PROBLEM REQUIREMENTS.
Check each line of the records below and collect those holding "their".

RECORD EXCERPTS.
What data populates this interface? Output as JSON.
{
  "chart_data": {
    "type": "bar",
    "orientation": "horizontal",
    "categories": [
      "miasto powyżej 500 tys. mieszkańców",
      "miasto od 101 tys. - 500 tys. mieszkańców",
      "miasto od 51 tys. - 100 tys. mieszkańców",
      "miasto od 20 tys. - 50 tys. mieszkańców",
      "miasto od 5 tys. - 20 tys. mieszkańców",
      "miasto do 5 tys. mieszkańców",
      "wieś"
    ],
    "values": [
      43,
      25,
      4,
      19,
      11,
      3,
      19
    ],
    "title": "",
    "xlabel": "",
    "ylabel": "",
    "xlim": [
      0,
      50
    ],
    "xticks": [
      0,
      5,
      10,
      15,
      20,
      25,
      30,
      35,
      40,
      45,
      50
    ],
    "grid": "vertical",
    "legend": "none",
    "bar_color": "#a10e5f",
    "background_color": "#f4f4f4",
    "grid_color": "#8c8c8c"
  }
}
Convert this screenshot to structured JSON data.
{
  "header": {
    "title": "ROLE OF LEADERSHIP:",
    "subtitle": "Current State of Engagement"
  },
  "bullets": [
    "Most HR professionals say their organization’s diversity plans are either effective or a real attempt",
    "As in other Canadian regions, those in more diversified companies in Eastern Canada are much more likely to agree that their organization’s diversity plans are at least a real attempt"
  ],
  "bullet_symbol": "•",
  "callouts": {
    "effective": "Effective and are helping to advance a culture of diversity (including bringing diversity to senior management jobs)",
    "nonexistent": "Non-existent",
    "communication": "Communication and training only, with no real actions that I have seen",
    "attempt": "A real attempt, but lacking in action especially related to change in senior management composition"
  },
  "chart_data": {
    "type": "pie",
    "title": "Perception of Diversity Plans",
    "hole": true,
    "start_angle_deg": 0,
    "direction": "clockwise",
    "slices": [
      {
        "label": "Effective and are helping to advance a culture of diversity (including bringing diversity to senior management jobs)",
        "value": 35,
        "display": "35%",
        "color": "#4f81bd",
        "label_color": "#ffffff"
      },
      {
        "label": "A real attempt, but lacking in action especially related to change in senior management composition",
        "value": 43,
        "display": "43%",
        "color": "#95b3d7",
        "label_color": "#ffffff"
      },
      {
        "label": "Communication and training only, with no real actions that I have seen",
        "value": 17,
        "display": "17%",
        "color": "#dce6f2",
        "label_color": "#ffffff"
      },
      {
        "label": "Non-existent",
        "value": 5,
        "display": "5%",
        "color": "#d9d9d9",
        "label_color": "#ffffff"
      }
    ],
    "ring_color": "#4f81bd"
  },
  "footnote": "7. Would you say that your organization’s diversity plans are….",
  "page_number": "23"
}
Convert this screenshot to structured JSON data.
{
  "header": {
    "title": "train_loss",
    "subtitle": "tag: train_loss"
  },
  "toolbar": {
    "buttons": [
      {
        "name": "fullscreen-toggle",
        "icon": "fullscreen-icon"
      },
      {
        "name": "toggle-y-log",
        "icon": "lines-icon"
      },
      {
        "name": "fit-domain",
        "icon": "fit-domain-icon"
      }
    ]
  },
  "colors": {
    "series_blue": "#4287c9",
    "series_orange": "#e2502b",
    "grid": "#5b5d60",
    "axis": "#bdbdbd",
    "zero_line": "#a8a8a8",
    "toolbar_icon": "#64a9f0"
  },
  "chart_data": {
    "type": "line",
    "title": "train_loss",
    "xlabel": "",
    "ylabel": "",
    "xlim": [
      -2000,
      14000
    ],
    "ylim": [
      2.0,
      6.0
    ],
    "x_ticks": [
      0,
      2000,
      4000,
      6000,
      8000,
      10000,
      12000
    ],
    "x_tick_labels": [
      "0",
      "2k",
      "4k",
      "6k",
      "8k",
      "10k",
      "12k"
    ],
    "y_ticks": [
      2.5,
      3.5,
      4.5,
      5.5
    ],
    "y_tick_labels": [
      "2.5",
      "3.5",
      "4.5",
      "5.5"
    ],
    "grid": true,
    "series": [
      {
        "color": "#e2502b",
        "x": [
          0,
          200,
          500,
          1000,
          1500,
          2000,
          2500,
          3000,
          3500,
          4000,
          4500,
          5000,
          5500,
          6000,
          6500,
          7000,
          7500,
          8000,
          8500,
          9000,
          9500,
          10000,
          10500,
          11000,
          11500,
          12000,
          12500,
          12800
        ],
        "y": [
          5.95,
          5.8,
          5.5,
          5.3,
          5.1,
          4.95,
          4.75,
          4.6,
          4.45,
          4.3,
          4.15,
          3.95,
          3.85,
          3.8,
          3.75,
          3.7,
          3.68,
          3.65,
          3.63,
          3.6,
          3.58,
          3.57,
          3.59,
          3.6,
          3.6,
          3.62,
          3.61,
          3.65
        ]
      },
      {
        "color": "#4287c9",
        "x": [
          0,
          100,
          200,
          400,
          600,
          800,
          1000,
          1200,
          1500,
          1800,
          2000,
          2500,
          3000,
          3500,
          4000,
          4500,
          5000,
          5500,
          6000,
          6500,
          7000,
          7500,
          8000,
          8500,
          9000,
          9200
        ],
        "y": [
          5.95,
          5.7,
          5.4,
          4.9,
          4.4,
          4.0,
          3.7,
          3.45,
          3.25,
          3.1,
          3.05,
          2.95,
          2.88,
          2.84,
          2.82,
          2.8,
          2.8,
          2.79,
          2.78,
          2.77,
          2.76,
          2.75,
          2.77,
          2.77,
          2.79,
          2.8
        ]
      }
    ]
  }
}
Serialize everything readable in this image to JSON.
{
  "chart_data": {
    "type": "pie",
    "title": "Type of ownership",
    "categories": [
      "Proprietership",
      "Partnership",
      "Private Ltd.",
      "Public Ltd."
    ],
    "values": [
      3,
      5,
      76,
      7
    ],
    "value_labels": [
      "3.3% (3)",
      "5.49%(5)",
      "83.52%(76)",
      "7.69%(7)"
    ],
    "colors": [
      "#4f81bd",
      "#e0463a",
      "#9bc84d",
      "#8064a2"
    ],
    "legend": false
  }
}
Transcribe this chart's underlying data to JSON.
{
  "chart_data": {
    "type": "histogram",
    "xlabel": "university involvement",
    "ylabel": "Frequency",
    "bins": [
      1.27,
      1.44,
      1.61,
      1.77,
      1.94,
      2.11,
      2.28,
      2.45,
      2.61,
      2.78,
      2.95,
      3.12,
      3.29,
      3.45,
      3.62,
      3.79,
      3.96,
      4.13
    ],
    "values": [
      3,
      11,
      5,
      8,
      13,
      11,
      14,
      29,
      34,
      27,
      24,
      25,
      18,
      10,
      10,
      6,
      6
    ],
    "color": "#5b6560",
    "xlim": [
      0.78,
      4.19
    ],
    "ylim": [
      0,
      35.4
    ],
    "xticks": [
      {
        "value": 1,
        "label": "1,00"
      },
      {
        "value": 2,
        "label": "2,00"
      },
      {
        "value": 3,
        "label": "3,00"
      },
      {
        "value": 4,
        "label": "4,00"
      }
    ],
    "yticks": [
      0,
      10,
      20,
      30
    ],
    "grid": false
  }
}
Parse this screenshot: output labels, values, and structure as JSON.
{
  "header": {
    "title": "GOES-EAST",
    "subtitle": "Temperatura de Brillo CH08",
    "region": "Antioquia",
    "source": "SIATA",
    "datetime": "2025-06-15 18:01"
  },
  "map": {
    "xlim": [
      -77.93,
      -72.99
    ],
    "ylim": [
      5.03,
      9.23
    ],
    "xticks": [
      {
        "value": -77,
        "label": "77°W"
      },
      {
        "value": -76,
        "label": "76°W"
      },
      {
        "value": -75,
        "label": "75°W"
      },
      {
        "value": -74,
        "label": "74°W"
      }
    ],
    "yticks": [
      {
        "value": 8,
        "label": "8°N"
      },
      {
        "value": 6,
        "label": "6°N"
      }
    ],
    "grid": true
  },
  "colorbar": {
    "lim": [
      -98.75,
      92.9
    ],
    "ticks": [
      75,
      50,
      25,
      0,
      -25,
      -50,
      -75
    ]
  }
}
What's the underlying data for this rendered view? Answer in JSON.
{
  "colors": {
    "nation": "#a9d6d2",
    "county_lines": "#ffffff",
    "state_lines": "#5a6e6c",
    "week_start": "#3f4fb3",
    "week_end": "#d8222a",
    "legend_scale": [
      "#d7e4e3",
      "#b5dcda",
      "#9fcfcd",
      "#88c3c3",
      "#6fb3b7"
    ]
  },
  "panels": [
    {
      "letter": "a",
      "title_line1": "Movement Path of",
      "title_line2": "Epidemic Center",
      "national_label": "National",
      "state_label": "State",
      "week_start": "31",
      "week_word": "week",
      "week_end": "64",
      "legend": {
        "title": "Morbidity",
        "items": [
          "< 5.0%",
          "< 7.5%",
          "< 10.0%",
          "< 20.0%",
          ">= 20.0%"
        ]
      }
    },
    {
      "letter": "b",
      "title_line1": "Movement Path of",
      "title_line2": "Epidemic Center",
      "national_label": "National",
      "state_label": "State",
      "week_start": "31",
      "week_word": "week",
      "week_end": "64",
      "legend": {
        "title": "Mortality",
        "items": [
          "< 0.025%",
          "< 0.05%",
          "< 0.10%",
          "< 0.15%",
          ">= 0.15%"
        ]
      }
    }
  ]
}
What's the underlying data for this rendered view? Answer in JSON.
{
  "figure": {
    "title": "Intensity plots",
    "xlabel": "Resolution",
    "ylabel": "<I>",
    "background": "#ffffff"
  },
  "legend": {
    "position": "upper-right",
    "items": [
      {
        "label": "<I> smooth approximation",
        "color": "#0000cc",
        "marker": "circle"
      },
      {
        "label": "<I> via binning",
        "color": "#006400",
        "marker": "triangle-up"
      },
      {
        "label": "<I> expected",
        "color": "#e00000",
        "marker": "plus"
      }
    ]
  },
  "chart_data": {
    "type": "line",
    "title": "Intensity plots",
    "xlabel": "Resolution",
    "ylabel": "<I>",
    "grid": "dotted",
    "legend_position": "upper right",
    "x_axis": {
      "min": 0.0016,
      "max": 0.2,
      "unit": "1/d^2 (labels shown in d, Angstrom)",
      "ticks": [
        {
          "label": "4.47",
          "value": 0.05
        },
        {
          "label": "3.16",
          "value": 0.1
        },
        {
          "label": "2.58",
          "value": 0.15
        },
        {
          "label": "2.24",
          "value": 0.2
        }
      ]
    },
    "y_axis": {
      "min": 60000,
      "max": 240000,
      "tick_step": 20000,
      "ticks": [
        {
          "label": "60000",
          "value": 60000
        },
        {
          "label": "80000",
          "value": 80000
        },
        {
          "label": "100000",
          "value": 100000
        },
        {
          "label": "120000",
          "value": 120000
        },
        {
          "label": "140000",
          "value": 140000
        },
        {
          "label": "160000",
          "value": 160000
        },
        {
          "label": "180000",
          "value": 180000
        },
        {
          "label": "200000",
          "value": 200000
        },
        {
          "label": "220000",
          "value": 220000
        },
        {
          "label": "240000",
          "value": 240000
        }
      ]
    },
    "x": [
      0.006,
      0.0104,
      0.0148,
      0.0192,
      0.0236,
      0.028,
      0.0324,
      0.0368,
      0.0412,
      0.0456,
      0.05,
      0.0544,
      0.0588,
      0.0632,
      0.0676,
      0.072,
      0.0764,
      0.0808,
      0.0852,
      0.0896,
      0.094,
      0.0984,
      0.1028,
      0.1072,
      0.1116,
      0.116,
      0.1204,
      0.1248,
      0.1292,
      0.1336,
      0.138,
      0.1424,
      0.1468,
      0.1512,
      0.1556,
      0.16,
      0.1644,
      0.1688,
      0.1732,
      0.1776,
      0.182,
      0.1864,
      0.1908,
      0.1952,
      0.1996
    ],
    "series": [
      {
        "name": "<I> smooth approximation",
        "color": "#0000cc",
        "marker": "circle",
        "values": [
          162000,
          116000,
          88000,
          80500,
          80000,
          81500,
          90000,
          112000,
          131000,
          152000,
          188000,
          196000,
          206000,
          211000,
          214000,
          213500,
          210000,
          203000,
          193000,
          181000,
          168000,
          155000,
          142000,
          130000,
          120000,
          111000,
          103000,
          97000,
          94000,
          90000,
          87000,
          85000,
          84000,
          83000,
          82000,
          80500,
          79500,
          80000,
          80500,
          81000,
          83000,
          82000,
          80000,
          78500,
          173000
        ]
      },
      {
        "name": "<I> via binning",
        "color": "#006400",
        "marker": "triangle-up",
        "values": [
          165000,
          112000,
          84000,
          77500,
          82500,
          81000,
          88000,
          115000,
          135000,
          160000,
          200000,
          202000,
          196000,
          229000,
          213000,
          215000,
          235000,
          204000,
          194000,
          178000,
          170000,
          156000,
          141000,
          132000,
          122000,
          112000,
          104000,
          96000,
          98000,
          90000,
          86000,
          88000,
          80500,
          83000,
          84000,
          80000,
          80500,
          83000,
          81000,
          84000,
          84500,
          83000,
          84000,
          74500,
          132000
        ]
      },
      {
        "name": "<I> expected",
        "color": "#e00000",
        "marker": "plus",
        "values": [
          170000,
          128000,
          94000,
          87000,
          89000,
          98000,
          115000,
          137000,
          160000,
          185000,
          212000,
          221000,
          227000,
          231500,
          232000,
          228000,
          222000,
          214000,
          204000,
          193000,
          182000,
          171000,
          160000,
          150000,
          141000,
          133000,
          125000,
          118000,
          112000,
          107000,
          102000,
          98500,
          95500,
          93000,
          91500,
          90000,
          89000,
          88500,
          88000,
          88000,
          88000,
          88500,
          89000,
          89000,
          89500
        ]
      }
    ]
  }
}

COMPLETE OUTPUT.
    "Most HR professionals say their organization’s diversity plans are either effective or a real attempt",
    "As in other Canadian regions, those in more diversified companies in Eastern Canada are much more likely to agree that their organization’s diversity plans are at least a real attempt"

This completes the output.